__Exercise task__
Rewrite the lines from the first one up to and including the line containing "dim-fem-h: 22.3 bbox=[829, 513, 852, 527]", changing each "cable-segment" to "wire-segment" and leaving everything else unchanged.

###

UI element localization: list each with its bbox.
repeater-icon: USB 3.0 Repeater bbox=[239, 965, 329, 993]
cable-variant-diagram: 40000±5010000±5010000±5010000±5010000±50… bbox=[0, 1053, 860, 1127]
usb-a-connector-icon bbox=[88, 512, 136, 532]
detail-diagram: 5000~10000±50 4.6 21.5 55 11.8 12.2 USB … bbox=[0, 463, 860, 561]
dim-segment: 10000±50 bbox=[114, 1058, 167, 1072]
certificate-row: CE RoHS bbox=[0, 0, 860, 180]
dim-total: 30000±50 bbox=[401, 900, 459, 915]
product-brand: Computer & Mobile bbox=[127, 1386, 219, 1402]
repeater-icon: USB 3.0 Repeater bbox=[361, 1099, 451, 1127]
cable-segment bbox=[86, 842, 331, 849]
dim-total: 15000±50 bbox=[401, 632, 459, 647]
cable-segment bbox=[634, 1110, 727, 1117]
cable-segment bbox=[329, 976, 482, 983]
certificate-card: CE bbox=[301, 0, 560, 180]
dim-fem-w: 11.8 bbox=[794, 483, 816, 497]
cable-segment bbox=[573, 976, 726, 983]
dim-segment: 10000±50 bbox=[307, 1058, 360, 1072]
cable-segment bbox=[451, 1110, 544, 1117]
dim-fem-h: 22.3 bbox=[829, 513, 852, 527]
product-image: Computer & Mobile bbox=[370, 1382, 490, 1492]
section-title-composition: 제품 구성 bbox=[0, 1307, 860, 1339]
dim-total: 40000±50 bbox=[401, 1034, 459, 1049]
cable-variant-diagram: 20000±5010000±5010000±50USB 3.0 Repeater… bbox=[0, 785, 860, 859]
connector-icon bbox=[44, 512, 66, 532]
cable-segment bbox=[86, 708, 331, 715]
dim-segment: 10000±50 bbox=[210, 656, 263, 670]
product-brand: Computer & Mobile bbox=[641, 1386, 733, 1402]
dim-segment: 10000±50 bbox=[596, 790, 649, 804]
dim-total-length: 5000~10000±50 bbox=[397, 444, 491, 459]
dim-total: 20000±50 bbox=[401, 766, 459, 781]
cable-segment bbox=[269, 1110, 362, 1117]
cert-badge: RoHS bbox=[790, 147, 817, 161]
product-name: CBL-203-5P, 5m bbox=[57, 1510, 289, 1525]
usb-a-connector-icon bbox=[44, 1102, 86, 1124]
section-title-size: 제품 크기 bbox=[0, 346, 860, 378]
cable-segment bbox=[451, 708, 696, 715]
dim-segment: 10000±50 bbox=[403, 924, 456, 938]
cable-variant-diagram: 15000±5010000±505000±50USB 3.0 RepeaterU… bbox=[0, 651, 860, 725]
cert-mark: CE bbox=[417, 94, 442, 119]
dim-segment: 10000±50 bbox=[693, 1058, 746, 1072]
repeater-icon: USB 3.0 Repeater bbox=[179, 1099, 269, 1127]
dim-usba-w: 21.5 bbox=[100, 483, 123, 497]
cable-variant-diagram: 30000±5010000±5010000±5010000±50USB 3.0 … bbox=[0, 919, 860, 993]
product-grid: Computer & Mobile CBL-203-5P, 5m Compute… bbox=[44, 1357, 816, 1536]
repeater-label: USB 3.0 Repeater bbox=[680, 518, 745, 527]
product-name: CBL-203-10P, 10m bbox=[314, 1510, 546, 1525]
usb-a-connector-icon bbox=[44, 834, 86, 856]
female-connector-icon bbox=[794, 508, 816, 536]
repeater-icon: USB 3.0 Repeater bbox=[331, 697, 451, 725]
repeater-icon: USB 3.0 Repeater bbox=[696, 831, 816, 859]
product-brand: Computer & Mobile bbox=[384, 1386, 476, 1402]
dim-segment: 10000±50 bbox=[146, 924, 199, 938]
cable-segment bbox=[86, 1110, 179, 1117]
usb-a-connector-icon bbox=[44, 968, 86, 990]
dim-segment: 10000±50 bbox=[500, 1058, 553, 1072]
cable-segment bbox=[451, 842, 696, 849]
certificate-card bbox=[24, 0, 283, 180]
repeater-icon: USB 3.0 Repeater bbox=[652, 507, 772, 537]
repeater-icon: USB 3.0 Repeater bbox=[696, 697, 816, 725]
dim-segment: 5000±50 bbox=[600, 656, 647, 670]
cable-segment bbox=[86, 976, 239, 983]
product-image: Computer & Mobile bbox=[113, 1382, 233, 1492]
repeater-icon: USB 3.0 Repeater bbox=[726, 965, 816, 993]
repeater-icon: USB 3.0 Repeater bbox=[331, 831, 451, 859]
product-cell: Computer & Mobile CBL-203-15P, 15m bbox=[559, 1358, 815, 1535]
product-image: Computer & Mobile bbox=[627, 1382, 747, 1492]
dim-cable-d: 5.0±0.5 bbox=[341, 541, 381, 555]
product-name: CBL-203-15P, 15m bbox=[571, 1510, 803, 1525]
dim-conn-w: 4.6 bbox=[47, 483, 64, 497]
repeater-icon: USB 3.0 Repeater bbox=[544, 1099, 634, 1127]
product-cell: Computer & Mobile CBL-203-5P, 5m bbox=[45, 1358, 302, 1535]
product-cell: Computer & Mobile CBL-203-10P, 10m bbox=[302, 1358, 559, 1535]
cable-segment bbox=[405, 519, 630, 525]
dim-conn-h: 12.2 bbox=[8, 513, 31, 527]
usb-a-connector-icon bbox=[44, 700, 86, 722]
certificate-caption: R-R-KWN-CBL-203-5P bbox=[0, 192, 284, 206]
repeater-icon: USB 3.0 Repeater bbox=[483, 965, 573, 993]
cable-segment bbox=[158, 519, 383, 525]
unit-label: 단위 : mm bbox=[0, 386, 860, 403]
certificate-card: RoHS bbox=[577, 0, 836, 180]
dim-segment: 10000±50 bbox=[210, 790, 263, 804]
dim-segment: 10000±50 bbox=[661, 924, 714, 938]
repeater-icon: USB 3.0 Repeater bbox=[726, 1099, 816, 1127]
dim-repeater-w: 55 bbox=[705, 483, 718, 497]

###

__Output below__
UI element localization: list each with its bbox.
repeater-icon: USB 3.0 Repeater bbox=[239, 965, 329, 993]
cable-variant-diagram: 40000±5010000±5010000±5010000±5010000±50… bbox=[0, 1053, 860, 1127]
usb-a-connector-icon bbox=[88, 512, 136, 532]
detail-diagram: 5000~10000±50 4.6 21.5 55 11.8 12.2 USB … bbox=[0, 463, 860, 561]
dim-segment: 10000±50 bbox=[114, 1058, 167, 1072]
certificate-row: CE RoHS bbox=[0, 0, 860, 180]
dim-total: 30000±50 bbox=[401, 900, 459, 915]
product-brand: Computer & Mobile bbox=[127, 1386, 219, 1402]
repeater-icon: USB 3.0 Repeater bbox=[361, 1099, 451, 1127]
wire-segment bbox=[86, 842, 331, 849]
dim-total: 15000±50 bbox=[401, 632, 459, 647]
wire-segment bbox=[634, 1110, 727, 1117]
wire-segment bbox=[329, 976, 482, 983]
certificate-card: CE bbox=[301, 0, 560, 180]
dim-fem-w: 11.8 bbox=[794, 483, 816, 497]
wire-segment bbox=[573, 976, 726, 983]
dim-segment: 10000±50 bbox=[307, 1058, 360, 1072]
wire-segment bbox=[451, 1110, 544, 1117]
dim-fem-h: 22.3 bbox=[829, 513, 852, 527]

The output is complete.